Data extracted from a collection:
* * * *

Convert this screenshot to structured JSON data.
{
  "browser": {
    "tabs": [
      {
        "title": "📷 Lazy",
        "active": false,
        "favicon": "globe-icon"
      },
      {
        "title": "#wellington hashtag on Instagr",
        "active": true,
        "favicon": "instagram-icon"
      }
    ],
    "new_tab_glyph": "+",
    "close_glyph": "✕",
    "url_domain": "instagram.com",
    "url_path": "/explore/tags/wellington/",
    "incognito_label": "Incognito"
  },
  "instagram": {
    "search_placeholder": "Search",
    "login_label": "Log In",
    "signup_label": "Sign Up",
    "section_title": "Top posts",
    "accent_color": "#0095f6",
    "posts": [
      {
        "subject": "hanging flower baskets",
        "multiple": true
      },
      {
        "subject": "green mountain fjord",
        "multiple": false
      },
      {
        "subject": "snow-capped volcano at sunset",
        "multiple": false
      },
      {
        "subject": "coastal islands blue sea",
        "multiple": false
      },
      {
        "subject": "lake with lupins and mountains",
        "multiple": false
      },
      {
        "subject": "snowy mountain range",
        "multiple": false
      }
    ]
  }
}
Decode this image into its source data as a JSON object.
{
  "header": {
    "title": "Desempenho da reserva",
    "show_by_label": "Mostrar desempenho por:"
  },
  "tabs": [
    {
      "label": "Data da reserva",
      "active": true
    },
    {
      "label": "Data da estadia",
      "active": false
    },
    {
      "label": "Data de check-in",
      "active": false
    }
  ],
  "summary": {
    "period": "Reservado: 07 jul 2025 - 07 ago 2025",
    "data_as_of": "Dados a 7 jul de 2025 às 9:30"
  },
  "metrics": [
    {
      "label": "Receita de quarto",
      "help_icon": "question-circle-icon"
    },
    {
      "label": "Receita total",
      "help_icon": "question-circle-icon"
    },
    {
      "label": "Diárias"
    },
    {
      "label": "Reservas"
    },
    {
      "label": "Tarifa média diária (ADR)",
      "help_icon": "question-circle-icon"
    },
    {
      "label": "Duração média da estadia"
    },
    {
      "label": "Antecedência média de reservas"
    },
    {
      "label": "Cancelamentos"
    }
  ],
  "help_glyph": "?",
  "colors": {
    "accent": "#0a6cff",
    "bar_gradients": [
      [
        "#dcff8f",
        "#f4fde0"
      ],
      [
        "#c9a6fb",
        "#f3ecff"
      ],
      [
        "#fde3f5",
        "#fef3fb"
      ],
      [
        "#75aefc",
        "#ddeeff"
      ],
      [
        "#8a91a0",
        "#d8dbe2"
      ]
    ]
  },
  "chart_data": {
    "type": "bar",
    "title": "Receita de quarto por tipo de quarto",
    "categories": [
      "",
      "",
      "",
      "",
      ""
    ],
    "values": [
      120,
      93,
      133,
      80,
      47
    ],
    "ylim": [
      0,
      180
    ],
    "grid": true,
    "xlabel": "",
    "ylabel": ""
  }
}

* * * *

Given instruction -> Your task is to give the records above again, exactly.

Final result ->
Convert this screenshot to structured JSON data.
{
  "browser": {
    "tabs": [
      {
        "title": "📷 Lazy",
        "active": false,
        "favicon": "globe-icon"
      },
      {
        "title": "#wellington hashtag on Instagr",
        "active": true,
        "favicon": "instagram-icon"
      }
    ],
    "new_tab_glyph": "+",
    "close_glyph": "✕",
    "url_domain": "instagram.com",
    "url_path": "/explore/tags/wellington/",
    "incognito_label": "Incognito"
  },
  "instagram": {
    "search_placeholder": "Search",
    "login_label": "Log In",
    "signup_label": "Sign Up",
    "section_title": "Top posts",
    "accent_color": "#0095f6",
    "posts": [
      {
        "subject": "hanging flower baskets",
        "multiple": true
      },
      {
        "subject": "green mountain fjord",
        "multiple": false
      },
      {
        "subject": "snow-capped volcano at sunset",
        "multiple": false
      },
      {
        "subject": "coastal islands blue sea",
        "multiple": false
      },
      {
        "subject": "lake with lupins and mountains",
        "multiple": false
      },
      {
        "subject": "snowy mountain range",
        "multiple": false
      }
    ]
  }
}
Decode this image into its source data as a JSON object.
{
  "header": {
    "title": "Desempenho da reserva",
    "show_by_label": "Mostrar desempenho por:"
  },
  "tabs": [
    {
      "label": "Data da reserva",
      "active": true
    },
    {
      "label": "Data da estadia",
      "active": false
    },
    {
      "label": "Data de check-in",
      "active": false
    }
  ],
  "summary": {
    "period": "Reservado: 07 jul 2025 - 07 ago 2025",
    "data_as_of": "Dados a 7 jul de 2025 às 9:30"
  },
  "metrics": [
    {
      "label": "Receita de quarto",
      "help_icon": "question-circle-icon"
    },
    {
      "label": "Receita total",
      "help_icon": "question-circle-icon"
    },
    {
      "label": "Diárias"
    },
    {
      "label": "Reservas"
    },
    {
      "label": "Tarifa média diária (ADR)",
      "help_icon": "question-circle-icon"
    },
    {
      "label": "Duração média da estadia"
    },
    {
      "label": "Antecedência média de reservas"
    },
    {
      "label": "Cancelamentos"
    }
  ],
  "help_glyph": "?",
  "colors": {
    "accent": "#0a6cff",
    "bar_gradients": [
      [
        "#dcff8f",
        "#f4fde0"
      ],
      [
        "#c9a6fb",
        "#f3ecff"
      ],
      [
        "#fde3f5",
        "#fef3fb"
      ],
      [
        "#75aefc",
        "#ddeeff"
      ],
      [
        "#8a91a0",
        "#d8dbe2"
      ]
    ]
  },
  "chart_data": {
    "type": "bar",
    "title": "Receita de quarto por tipo de quarto",
    "categories": [
      "",
      "",
      "",
      "",
      ""
    ],
    "values": [
      120,
      93,
      133,
      80,
      47
    ],
    "ylim": [
      0,
      180
    ],
    "grid": true,
    "xlabel": "",
    "ylabel": ""
  }
}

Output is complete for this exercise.